» **Problem set**
a) On what date did the Ohio Court of Appeals decide the case in the Lloyd v. William Fannin Builders case page?
b) List every citation under which the Lloyd v. William Fannin Builders case page reports the decision.

*** Text section ***

Lloyd v. William Fannin Builders, Inc.

320 N.E.2d 738, 40 Ohio App. 2d 507, 69 Ohio Op. 2d 444, 1973 Ohio App. LEXIS 770
CourtOhio Court of Appeals
DecidedJune 12, 1973
Docket73AP-122
StatusPublished
Cited by19 cases

This text of 320 N.E.2d 738 (Lloyd v. William Fannin Builders, Inc.) is published on Counsel Stack Legal Research, covering Ohio Court of Appeals primary law. Counsel Stack provides free access to over 12 million legal documents including statutes, case law, regulations, and constitutions.

Bluebook
Lloyd v. William Fannin Builders, Inc., 320 N.E.2d 738, 40 Ohio App. 2d 507, 69 Ohio Op. 2d 444, 1973 Ohio App. LEXIS 770 (Ohio Ct. App. 1973).

Opinion

Strausbaugh, J.

This is an appeal from a judgment of the Franklin County Municipal Court sustaining defendant’s motion to dismiss for lack of jurisdiction and from the order of the court overruling plaintiffs’ motion to reconsider.

*** End of Text section ***
*** Records shown ***

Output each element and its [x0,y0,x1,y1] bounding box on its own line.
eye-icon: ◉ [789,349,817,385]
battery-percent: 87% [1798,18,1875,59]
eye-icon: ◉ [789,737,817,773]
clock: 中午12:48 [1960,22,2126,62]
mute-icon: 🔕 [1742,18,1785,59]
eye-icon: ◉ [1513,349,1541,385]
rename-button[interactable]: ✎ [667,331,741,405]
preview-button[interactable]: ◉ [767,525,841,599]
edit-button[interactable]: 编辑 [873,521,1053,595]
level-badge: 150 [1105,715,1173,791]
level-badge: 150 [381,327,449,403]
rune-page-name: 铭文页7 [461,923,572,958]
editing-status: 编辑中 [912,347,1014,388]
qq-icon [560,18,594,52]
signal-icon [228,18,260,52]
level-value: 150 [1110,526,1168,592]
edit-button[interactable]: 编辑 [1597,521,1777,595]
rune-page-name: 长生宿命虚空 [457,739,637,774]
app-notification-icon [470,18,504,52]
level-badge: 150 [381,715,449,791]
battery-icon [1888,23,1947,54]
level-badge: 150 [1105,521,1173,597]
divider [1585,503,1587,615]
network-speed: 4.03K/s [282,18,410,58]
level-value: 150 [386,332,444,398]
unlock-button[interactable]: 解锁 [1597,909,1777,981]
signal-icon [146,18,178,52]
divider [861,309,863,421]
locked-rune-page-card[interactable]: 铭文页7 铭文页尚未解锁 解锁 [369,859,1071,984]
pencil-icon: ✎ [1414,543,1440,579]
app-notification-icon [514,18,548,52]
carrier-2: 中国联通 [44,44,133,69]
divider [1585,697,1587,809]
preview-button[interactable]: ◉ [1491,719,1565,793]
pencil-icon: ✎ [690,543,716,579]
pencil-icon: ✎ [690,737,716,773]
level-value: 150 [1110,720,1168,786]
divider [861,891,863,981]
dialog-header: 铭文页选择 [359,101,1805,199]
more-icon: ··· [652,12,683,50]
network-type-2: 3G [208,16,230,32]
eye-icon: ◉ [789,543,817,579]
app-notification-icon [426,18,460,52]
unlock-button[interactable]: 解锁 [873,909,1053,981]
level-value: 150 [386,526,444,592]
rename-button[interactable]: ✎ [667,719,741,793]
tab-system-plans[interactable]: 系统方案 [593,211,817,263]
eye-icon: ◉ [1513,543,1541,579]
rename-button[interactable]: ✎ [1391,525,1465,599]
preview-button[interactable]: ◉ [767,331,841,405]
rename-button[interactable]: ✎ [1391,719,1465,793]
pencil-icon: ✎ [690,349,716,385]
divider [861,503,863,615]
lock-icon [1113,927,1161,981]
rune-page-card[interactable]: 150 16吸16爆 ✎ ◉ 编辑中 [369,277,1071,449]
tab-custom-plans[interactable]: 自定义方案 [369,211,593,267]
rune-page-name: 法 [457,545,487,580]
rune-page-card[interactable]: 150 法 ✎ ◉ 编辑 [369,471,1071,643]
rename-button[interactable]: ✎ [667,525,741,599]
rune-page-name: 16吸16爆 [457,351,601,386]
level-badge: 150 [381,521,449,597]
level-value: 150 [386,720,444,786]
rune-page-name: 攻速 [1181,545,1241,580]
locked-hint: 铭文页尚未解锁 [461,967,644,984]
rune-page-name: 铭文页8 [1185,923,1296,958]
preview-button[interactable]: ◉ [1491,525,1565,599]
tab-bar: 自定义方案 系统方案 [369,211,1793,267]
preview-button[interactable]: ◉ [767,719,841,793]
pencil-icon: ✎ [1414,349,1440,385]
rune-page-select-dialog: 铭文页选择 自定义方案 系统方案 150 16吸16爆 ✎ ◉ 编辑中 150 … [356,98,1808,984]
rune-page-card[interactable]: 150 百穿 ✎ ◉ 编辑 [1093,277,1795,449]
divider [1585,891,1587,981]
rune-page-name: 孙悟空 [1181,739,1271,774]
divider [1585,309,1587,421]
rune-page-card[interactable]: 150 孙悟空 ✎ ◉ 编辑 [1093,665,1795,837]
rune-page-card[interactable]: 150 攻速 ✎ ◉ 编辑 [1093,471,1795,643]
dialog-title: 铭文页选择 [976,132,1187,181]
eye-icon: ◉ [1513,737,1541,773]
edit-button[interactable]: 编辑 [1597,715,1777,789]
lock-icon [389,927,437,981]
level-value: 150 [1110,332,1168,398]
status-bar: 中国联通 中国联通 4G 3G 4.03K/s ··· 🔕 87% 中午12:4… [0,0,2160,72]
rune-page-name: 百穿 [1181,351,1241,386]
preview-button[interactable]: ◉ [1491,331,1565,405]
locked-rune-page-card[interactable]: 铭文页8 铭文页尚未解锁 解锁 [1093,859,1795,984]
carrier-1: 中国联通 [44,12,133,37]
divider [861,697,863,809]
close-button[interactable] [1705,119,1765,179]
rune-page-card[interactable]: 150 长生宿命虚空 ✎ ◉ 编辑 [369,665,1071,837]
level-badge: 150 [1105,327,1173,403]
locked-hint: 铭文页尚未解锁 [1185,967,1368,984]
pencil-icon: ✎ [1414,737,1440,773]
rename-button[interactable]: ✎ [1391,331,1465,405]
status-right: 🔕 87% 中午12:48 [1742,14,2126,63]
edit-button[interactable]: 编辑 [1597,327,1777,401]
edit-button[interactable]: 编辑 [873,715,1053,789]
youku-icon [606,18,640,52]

*** End of Records shown ***

» **Outputs for the tasks**
a) June 12, 1973.

b)
320 N.E.2d 738
40 Ohio App. 2d 507
69 Ohio Op. 2d 444
1973 Ohio App. LEXIS 770